### Tarefas do exercício:
(a) Repita sem alterações o trecho do excerto sobre a escola que começa em "Os professores dizem, muitas" e termina em "e investigada a solução.".
(b) Por favor, prossiga com o excerto sobre a escola a partir do ponto em que ele termina.
═══ Excerto a ler
A Escola deve antes constituir um elo de ligação entre o mundo e a família, entre o estudo e a experiência, entre o brincar e o aprender. A pressão sobre as crianças é muito grande, as exigências ao nível da atenção não são proporcionais aos tempos de brincadeira que as crianças deveriam ter, com aulas tão longas e intervalos tão curtos. “Brincar é pelo menos tão importante como aprender!”

Educar é obra de todos Sobre a estagnação do sistema de ensino, Rui Teixeira, de 17 anos, em representação do Movimento Associativo Estudantil lançou algumas questões que também a mim me preocupam: por que são todos os alunos avaliados da mesma forma se são todos diferentes? Por que não se incentiva o trabalho em grupo? Por que se trabalha três anos em função (da pressão) dos exames nacionais? É necessário que as aulas sejam tão longas? Como se quer jovens interventivos quando há falta de representatividade dos alunos nos conselhos dos órgãos decisivos?

Os professores dizem, muitas vezes, que estão limitados no que toca à capacidade de alterar as rotinas, mas o Professor Adelino Calado, diretor da Escola de Carcavelos, mostrou-nos que é possível marcar a diferença, criando novos desafios tanto aos alunos como à Comunidade Educativa. A título de exemplo, na sua escola, não há retenções no Básico; não há toques de campainha; não há substituições (mas um incentivo aos alunos a ficarem na sala a trabalhar); não há TPC sistemáticos; há assembleias de alunos; nos primeiros 15 dias de aulas não há manuais, é o chamado “período de namoro”, em que professores e alunos empenham o tempo para se conhecerem; os professores assistem às aulas uns dos outros para aprenderem novas metodologias; o livro de ponto é escrito pelos alunos; o erro é valorizado, para que possa ser analisado e investigada a solução.
══════
═══ Material de estudo
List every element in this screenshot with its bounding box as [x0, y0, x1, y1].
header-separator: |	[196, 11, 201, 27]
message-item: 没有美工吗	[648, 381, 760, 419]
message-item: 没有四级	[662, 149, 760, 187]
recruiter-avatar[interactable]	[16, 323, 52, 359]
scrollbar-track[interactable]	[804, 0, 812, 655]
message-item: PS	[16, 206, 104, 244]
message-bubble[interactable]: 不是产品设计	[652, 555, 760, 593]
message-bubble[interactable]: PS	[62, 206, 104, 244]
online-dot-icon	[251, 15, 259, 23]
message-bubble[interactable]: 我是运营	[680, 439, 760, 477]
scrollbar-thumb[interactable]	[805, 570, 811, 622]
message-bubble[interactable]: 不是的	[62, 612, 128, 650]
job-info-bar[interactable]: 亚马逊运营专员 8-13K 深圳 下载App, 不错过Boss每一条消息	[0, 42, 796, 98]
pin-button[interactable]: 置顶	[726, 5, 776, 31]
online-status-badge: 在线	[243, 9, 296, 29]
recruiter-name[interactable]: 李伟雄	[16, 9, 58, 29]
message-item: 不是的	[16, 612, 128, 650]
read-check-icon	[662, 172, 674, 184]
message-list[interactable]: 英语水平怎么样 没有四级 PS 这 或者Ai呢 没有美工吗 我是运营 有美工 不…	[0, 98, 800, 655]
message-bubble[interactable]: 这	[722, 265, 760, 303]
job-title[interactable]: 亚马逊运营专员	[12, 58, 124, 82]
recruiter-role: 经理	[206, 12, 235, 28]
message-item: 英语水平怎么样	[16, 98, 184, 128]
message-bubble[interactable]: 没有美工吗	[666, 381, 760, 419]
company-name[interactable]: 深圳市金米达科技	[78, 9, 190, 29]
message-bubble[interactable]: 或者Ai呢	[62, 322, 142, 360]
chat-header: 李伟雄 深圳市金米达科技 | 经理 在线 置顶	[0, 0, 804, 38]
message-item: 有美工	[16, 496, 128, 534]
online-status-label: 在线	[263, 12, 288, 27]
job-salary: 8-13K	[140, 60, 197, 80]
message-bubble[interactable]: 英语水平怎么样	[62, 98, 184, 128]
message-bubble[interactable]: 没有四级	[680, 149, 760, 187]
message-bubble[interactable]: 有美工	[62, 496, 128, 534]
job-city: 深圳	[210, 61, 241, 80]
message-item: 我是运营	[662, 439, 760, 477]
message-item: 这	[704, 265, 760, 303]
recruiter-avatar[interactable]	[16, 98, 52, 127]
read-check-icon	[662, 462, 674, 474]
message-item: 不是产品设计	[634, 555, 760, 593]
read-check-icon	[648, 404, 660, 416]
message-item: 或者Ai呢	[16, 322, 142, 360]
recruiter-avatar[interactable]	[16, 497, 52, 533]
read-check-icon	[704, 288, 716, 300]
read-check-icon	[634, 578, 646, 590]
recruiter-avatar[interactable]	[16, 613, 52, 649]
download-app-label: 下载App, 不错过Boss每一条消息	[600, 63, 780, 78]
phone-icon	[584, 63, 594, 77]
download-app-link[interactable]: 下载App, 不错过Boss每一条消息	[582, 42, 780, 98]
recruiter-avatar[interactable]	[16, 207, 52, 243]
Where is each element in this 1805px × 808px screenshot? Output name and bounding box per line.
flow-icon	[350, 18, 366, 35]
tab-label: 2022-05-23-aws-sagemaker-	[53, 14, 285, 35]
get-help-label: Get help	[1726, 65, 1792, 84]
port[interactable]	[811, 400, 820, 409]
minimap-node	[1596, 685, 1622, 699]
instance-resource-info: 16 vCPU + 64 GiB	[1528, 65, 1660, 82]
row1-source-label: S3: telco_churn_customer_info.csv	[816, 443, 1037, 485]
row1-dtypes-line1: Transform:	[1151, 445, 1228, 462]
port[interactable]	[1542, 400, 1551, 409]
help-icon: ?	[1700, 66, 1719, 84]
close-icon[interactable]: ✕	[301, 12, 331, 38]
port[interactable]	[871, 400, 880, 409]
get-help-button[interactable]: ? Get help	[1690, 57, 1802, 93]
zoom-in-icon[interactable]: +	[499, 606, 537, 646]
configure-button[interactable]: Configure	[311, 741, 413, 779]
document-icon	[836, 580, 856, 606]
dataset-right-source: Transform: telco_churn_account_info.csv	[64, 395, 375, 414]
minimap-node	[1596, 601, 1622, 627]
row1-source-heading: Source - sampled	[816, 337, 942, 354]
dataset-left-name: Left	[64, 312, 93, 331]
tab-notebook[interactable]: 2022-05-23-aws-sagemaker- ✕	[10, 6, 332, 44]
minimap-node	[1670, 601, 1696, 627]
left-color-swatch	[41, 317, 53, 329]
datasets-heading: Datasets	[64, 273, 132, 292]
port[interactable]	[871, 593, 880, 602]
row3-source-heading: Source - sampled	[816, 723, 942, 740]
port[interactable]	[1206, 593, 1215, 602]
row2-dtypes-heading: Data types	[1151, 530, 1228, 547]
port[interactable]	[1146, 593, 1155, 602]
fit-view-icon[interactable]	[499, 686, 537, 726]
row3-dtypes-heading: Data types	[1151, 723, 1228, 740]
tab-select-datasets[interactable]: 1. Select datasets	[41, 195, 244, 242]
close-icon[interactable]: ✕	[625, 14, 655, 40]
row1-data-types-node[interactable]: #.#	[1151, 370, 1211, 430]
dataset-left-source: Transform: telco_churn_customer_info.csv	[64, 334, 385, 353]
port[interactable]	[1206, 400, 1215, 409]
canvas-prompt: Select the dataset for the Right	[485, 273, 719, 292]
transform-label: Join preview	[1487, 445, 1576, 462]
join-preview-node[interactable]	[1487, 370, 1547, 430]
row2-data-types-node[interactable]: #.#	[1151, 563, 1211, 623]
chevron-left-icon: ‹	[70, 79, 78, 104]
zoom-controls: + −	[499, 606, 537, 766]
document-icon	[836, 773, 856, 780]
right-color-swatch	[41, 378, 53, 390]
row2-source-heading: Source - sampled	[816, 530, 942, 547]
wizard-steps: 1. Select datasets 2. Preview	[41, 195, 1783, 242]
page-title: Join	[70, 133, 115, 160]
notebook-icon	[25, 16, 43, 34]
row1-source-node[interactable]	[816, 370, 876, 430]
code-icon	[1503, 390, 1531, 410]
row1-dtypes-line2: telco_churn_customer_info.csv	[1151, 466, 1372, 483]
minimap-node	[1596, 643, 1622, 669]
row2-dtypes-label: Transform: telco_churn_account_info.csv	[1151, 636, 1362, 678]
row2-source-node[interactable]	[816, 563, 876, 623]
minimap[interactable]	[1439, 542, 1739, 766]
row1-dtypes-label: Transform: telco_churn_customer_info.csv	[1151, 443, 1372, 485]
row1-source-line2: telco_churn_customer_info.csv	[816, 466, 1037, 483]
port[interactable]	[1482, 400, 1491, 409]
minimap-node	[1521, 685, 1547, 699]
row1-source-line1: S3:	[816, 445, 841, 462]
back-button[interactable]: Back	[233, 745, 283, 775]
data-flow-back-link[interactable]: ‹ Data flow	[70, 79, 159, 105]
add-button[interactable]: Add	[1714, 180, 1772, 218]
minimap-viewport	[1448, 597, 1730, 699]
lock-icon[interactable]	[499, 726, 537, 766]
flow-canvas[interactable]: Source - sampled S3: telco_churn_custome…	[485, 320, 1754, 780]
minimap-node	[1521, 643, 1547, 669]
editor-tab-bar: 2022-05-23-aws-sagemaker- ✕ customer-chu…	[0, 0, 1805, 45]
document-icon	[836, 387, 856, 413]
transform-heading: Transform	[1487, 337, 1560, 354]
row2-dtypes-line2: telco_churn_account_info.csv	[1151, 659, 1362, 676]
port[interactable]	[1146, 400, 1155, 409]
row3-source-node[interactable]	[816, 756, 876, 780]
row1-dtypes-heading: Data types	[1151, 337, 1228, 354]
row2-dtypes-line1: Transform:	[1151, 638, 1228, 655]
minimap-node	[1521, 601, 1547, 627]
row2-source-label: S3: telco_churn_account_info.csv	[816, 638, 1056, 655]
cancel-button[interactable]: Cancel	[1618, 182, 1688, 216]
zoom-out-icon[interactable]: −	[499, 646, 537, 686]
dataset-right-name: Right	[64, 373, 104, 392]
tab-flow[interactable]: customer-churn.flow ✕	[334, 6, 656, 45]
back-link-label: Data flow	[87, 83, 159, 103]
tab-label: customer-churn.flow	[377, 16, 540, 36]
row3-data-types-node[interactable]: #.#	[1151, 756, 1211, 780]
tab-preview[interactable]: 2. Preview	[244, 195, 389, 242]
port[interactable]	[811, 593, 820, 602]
══════
### Respostas escritas:
(a)
Os professores dizem, muitas vezes, que estão limitados no que toca à capacidade de alterar as rotinas, mas o Professor Adelino Calado, diretor da Escola de Carcavelos, mostrou-nos que é possível marcar a diferença, criando novos desafios tanto aos alunos como à Comunidade Educativa. A título de exemplo, na sua escola, não há retenções no Básico; não há toques de campainha; não há substituições (mas um incentivo aos alunos a ficarem na sala a trabalhar); não há TPC sistemáticos; há assembleias de alunos; nos primeiros 15 dias de aulas não há manuais, é o chamado “período de namoro”, em que professores e alunos empenham o tempo para se conhecerem; os professores assistem às aulas uns dos outros para aprenderem novas metodologias; o livro de ponto é escrito pelos alunos; o erro é valorizado, para que possa ser analisado e investigada a solução.

(b)
Em Portugal, além de não termos esta visão positiva do erro (em contexto próprio, bem entendido), temos uma fraca prática de partilha
de boas experiências e as escolas, por vezes, não fazem diferente, porque não sabem como fazer. Felizmente, vamos tendo acesso a estes bons exemplos que nos fazem refletir sobre os caminhos que podem ser trilhados para termos crianças mais felizes, além de muito amadas. Este é um ponto importante que quero salientar: de nada nos vale termos um sistema educativo perfeito se as crianças não tiverem o necessário acompanhamento por parte dos pais, como já foi referido. Na família deve estar a base, na escola a ligação entre o ser e o saber, na Sociedade o acolhimento.

De salientar ainda que, como referia o Secretário de Estado da Educação, “é a paixão pelos filhos que nos move” e os problemas na educação que encontramos em Portugal são comuns a muitos outros países. João Costa recordou que é preciso pensar a inclusão como um fator de avaliação, repensar a estrutura curricular, emagrecendo-a, e procurar mais perguntar do que responder, num regresso à metodologia do pré-escolar e obedecendo à urgência de educar para a cidadania.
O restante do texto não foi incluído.